» GIVEN PROBLEM
Transcribe the entries below exactly; leave every image out.

» SOURCE MATERIAL
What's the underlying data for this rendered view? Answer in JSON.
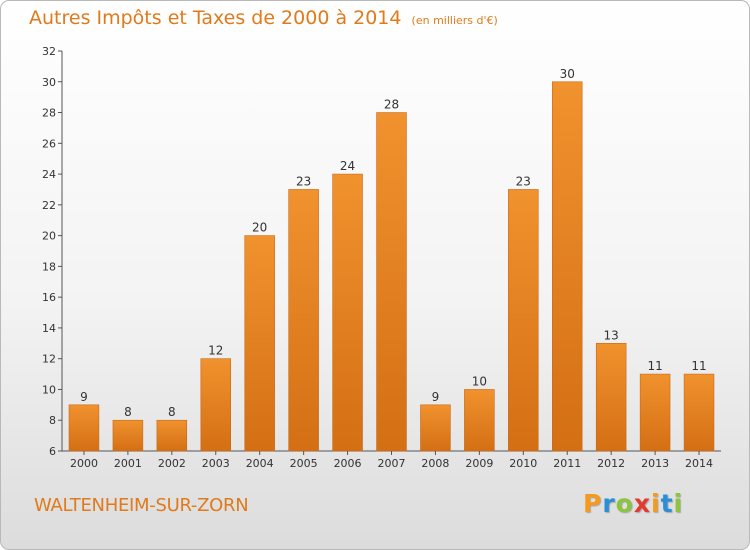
{
  "chart_data": {
    "type": "bar",
    "title": "Autres Impôts et Taxes de 2000 à 2014",
    "unit": "(en milliers d'€)",
    "categories": [
      "2000",
      "2001",
      "2002",
      "2003",
      "2004",
      "2005",
      "2006",
      "2007",
      "2008",
      "2009",
      "2010",
      "2011",
      "2012",
      "2013",
      "2014"
    ],
    "values": [
      9,
      8,
      8,
      12,
      20,
      23,
      24,
      28,
      9,
      10,
      23,
      30,
      13,
      11,
      11
    ],
    "ylim": [
      6,
      32
    ],
    "yticks": [
      6,
      8,
      10,
      12,
      14,
      16,
      18,
      20,
      22,
      24,
      26,
      28,
      30,
      32
    ],
    "grid": false,
    "bar_color": "#f0922e",
    "bar_color_dark": "#d46f14"
  },
  "place": "WALTENHEIM-SUR-ZORN",
  "logo": {
    "letters": [
      "P",
      "r",
      "o",
      "x",
      "i",
      "t",
      "i"
    ],
    "colors": [
      "#f39a1f",
      "#2a8fd8",
      "#8bc43f",
      "#e23a2e",
      "#f39a1f",
      "#2a8fd8",
      "#8bc43f"
    ]
  }
}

» CORRECT ANSWER
What's the underlying data for this rendered view? Answer in JSON.
{
  "chart_data": {
    "type": "bar",
    "title": "Autres Impôts et Taxes de 2000 à 2014",
    "unit": "(en milliers d'€)",
    "categories": [
      "2000",
      "2001",
      "2002",
      "2003",
      "2004",
      "2005",
      "2006",
      "2007",
      "2008",
      "2009",
      "2010",
      "2011",
      "2012",
      "2013",
      "2014"
    ],
    "values": [
      9,
      8,
      8,
      12,
      20,
      23,
      24,
      28,
      9,
      10,
      23,
      30,
      13,
      11,
      11
    ],
    "ylim": [
      6,
      32
    ],
    "yticks": [
      6,
      8,
      10,
      12,
      14,
      16,
      18,
      20,
      22,
      24,
      26,
      28,
      30,
      32
    ],
    "grid": false,
    "bar_color": "#f0922e",
    "bar_color_dark": "#d46f14"
  },
  "place": "WALTENHEIM-SUR-ZORN",
  "logo": {
    "letters": [
      "P",
      "r",
      "o",
      "x",
      "i",
      "t",
      "i"
    ],
    "colors": [
      "#f39a1f",
      "#2a8fd8",
      "#8bc43f",
      "#e23a2e",
      "#f39a1f",
      "#2a8fd8",
      "#8bc43f"
    ]
  }
}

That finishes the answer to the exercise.